**To do**
Identify all lines below that hold "text" and collect them.

**Provided records**
:::

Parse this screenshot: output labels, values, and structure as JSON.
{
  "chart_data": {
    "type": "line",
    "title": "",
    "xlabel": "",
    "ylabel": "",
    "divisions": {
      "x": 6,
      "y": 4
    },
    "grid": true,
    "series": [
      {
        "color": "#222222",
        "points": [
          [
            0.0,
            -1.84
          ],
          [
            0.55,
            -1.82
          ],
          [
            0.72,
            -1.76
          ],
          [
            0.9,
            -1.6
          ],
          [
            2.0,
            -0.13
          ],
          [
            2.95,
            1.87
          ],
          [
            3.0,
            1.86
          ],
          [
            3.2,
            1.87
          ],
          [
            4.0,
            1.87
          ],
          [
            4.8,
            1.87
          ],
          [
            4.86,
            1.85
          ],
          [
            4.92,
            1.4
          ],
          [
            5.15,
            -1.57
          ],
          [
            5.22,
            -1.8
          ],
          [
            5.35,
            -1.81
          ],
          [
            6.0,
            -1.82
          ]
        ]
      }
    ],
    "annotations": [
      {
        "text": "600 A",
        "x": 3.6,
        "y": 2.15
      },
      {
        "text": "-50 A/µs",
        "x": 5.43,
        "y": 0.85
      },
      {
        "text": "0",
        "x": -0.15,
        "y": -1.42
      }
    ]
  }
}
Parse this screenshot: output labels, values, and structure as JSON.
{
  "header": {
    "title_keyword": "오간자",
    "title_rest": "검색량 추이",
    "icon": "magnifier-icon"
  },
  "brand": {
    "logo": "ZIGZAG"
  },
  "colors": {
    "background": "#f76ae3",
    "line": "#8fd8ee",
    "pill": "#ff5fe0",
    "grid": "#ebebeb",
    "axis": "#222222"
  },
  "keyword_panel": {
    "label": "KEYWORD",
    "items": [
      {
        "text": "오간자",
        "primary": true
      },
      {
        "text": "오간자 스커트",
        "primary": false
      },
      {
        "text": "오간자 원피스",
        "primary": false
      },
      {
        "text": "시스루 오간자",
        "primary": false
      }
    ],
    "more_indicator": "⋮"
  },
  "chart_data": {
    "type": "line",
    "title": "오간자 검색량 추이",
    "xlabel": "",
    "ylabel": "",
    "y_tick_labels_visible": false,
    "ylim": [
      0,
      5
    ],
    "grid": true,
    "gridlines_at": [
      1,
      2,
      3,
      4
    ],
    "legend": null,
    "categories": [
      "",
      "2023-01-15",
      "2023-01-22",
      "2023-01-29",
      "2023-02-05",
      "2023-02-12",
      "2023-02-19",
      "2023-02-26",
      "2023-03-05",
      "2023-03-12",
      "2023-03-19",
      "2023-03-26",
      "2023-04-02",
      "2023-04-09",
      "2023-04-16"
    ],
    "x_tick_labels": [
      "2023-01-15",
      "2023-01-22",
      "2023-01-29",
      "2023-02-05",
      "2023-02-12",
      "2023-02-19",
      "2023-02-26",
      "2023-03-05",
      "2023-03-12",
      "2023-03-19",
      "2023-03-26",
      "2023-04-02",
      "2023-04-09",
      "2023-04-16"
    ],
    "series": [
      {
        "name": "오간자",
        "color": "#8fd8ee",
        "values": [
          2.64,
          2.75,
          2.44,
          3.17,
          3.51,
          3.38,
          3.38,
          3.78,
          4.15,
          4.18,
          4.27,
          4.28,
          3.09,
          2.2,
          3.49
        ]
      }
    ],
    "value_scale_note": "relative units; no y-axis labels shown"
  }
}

:::

**Response for this exercise**
        "text": "600 A",
        "text": "-50 A/µs",
        "text": "0",
        "text": "오간자",
        "text": "오간자 스커트",
        "text": "오간자 원피스",
        "text": "시스루 오간자",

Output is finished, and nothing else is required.